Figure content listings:
--- BEGIN ---

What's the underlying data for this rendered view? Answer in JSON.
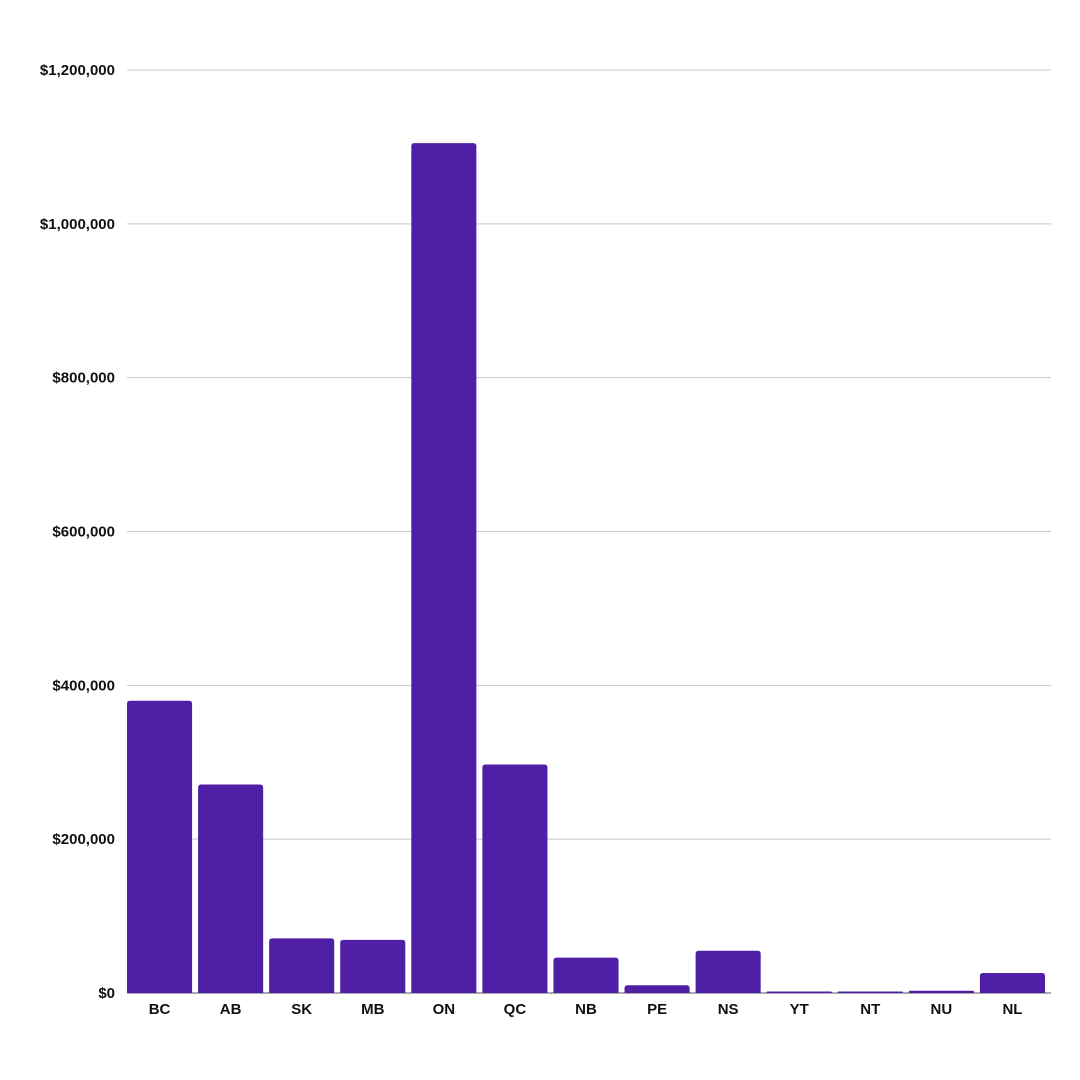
{
  "chart_data": {
    "type": "bar",
    "title": "",
    "xlabel": "",
    "ylabel": "",
    "categories": [
      "BC",
      "AB",
      "SK",
      "MB",
      "ON",
      "QC",
      "NB",
      "PE",
      "NS",
      "YT",
      "NT",
      "NU",
      "NL"
    ],
    "values": [
      380000,
      271000,
      71000,
      69000,
      1105000,
      297000,
      46000,
      10000,
      55000,
      2000,
      2000,
      3000,
      26000
    ],
    "ylim": [
      0,
      1200000
    ],
    "yticks": [
      0,
      200000,
      400000,
      600000,
      800000,
      1000000,
      1200000
    ],
    "ytick_labels": [
      "$0",
      "$200,000",
      "$400,000",
      "$600,000",
      "$800,000",
      "$1,000,000",
      "$1,200,000"
    ],
    "grid": true,
    "bar_color": "#4f1fa6",
    "legend": "none"
  }
}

--- END ---

## WHAT IS REQUIRED
Quote the records in full and exactly; skip any image.

## OUTPUT FOR THIS TASK
What's the underlying data for this rendered view? Answer in JSON.
{
  "chart_data": {
    "type": "bar",
    "title": "",
    "xlabel": "",
    "ylabel": "",
    "categories": [
      "BC",
      "AB",
      "SK",
      "MB",
      "ON",
      "QC",
      "NB",
      "PE",
      "NS",
      "YT",
      "NT",
      "NU",
      "NL"
    ],
    "values": [
      380000,
      271000,
      71000,
      69000,
      1105000,
      297000,
      46000,
      10000,
      55000,
      2000,
      2000,
      3000,
      26000
    ],
    "ylim": [
      0,
      1200000
    ],
    "yticks": [
      0,
      200000,
      400000,
      600000,
      800000,
      1000000,
      1200000
    ],
    "ytick_labels": [
      "$0",
      "$200,000",
      "$400,000",
      "$600,000",
      "$800,000",
      "$1,000,000",
      "$1,200,000"
    ],
    "grid": true,
    "bar_color": "#4f1fa6",
    "legend": "none"
  }
}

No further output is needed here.